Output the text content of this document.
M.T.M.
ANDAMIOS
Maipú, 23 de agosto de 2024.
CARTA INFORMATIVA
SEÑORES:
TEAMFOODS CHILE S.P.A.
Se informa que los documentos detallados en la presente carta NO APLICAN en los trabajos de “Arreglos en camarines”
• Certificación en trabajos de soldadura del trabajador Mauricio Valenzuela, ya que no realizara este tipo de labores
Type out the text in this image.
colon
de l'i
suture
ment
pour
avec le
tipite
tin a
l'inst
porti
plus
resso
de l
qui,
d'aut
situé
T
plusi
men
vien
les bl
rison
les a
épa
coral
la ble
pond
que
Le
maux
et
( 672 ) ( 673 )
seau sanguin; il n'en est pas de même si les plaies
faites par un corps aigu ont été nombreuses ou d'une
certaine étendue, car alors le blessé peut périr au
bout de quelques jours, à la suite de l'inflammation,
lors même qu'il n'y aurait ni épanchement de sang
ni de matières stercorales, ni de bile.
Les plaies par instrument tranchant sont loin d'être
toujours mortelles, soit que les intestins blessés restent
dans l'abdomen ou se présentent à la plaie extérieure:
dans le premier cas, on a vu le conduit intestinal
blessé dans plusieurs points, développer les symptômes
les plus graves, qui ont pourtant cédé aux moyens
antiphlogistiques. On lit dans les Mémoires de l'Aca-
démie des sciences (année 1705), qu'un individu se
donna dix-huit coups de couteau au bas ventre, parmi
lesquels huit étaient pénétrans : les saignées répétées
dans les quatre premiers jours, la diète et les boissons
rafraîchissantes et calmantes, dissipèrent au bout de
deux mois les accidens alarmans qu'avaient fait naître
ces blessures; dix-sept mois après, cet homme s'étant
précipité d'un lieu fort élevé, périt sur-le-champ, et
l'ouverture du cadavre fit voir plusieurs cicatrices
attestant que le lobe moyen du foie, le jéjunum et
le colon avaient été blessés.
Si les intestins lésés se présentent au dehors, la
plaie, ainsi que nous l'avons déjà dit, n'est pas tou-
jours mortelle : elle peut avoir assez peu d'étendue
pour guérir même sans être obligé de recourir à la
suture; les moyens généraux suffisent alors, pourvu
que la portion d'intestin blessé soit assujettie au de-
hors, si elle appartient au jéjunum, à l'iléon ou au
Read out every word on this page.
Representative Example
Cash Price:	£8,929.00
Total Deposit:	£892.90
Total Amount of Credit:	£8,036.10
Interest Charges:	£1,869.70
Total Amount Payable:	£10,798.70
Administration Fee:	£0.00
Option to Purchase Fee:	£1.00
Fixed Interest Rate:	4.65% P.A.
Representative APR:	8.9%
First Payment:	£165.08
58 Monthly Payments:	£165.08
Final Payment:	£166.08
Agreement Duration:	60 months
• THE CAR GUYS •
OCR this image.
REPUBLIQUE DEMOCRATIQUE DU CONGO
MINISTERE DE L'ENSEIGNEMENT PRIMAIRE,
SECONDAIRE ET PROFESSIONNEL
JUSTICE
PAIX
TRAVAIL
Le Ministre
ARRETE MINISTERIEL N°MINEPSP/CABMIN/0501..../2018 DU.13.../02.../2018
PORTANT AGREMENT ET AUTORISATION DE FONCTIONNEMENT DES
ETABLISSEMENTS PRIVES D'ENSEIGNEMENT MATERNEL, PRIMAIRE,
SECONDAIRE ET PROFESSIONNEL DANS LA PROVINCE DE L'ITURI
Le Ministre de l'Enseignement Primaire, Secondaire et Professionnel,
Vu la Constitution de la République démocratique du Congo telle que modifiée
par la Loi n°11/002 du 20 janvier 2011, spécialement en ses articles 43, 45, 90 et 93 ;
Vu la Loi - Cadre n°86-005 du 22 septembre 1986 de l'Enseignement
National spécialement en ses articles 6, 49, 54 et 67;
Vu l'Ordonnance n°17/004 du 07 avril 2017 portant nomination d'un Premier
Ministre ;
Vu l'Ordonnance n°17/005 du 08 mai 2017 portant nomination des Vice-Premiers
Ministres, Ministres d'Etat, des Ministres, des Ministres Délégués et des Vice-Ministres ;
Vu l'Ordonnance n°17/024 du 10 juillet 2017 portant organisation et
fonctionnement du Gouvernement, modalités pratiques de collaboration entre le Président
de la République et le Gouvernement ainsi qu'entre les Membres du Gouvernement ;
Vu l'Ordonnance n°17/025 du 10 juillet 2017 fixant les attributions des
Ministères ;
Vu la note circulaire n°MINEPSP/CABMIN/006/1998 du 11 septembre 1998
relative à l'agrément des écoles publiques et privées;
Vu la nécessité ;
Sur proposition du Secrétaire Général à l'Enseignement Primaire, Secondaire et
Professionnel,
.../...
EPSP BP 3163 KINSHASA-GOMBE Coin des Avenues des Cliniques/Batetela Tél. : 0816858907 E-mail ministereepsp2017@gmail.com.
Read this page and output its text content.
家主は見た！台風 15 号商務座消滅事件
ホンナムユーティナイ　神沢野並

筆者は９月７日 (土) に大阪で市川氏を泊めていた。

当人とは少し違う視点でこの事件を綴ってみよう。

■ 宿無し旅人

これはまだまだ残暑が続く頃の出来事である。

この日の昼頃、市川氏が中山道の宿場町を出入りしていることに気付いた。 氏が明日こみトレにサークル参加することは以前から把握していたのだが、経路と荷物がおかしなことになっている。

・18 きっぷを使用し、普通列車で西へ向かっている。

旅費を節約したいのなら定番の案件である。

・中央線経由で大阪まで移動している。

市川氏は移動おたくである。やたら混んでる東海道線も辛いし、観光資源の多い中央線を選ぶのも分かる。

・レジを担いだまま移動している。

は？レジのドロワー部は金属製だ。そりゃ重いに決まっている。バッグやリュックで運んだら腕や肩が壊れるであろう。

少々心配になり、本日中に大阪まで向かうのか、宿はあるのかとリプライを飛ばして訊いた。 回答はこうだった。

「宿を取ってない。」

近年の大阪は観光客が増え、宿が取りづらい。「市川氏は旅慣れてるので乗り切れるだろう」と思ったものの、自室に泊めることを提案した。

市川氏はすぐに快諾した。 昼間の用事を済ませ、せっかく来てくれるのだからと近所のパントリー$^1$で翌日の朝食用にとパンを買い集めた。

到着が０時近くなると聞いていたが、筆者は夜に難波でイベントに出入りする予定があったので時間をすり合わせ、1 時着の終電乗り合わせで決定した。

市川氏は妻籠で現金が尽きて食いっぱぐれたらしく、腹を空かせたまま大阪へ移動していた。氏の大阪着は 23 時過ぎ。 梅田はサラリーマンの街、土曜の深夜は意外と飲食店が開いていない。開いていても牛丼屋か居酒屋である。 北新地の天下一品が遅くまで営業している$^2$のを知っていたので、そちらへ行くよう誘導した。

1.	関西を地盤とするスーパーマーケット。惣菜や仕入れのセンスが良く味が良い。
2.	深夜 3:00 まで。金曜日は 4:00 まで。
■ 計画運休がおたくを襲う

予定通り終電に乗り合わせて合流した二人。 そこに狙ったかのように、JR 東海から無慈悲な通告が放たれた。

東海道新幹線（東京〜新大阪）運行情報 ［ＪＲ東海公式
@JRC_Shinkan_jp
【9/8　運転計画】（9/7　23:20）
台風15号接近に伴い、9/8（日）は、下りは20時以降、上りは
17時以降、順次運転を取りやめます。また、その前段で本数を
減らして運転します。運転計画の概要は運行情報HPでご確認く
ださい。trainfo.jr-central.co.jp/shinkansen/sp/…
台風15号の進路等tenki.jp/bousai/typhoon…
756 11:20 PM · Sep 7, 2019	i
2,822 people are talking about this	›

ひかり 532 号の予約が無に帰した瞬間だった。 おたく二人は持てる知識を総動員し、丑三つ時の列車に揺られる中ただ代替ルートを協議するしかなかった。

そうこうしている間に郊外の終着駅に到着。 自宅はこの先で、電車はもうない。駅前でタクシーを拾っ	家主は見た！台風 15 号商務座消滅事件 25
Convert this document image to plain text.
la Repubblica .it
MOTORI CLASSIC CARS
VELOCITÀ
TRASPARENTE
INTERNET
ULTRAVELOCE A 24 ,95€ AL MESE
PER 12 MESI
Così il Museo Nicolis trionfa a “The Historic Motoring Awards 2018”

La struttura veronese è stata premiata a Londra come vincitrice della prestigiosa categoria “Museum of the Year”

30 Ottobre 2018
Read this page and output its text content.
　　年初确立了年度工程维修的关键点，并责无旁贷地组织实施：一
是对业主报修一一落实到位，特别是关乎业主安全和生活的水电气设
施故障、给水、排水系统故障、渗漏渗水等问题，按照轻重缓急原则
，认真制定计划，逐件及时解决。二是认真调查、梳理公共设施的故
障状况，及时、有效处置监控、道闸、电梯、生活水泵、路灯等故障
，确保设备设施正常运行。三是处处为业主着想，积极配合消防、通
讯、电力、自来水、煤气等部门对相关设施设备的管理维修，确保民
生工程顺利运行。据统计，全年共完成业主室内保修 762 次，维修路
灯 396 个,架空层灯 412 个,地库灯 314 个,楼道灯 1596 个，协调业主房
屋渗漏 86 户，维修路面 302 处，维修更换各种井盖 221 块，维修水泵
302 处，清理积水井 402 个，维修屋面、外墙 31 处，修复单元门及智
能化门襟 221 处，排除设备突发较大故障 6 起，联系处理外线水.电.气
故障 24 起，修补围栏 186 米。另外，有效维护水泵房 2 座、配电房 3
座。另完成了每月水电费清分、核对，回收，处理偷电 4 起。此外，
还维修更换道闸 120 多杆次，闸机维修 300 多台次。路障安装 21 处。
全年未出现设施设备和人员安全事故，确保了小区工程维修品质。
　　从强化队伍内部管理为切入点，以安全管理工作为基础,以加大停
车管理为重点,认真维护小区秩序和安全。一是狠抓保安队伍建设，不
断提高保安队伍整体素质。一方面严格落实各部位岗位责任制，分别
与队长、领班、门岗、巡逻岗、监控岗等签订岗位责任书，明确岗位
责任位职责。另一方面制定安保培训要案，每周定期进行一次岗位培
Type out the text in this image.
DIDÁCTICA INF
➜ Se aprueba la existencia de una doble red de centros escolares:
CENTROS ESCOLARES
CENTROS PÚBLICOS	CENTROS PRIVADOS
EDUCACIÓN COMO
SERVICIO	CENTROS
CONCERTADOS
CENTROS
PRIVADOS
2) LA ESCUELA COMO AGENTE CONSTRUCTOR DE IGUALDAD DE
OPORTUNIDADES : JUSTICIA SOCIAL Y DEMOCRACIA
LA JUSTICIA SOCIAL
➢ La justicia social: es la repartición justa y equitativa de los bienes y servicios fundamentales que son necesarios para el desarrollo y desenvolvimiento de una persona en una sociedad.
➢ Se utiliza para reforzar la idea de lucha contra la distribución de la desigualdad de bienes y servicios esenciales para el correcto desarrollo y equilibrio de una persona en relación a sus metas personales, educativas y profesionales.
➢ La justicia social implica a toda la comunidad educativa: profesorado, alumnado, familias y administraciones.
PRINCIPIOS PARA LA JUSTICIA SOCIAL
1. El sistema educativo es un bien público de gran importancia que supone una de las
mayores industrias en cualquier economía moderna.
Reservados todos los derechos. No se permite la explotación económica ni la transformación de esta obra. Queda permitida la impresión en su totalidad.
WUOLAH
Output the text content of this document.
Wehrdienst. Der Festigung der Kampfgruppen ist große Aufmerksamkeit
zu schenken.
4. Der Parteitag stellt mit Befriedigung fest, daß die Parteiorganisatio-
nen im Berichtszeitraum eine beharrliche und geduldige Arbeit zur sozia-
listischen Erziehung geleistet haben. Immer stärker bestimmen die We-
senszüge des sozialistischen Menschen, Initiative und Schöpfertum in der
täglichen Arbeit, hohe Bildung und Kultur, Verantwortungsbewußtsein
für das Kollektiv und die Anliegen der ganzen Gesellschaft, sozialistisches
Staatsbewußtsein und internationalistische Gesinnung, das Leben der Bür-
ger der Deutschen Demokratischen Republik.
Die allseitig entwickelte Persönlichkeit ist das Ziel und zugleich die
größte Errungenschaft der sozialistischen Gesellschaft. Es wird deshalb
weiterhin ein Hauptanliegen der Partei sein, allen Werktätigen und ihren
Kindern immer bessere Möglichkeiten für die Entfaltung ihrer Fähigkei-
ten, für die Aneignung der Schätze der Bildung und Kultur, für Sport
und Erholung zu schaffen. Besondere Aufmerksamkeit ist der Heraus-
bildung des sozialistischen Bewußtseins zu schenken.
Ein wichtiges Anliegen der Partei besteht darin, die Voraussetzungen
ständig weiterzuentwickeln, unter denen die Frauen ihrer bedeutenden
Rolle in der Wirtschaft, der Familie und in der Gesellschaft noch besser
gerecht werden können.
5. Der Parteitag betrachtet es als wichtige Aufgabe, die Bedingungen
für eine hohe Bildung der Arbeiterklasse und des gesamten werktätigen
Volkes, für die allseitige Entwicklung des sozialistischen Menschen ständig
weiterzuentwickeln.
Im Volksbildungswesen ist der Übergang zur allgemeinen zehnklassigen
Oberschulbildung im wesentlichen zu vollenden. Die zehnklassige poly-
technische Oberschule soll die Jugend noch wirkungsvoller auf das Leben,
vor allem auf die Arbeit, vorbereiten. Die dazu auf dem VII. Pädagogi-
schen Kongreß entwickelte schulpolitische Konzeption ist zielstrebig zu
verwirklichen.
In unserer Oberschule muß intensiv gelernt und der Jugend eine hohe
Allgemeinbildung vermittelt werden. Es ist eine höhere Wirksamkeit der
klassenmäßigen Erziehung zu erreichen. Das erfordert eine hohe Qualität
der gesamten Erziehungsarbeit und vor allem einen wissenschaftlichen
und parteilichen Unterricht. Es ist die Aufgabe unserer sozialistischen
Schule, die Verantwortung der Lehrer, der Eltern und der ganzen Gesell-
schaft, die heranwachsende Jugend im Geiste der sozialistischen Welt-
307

★ ★ ★ ★

OBJECTIVE >> Determine the number of lines where the string "articles" occurs, and give that number only.

RESULT BELOW >> 2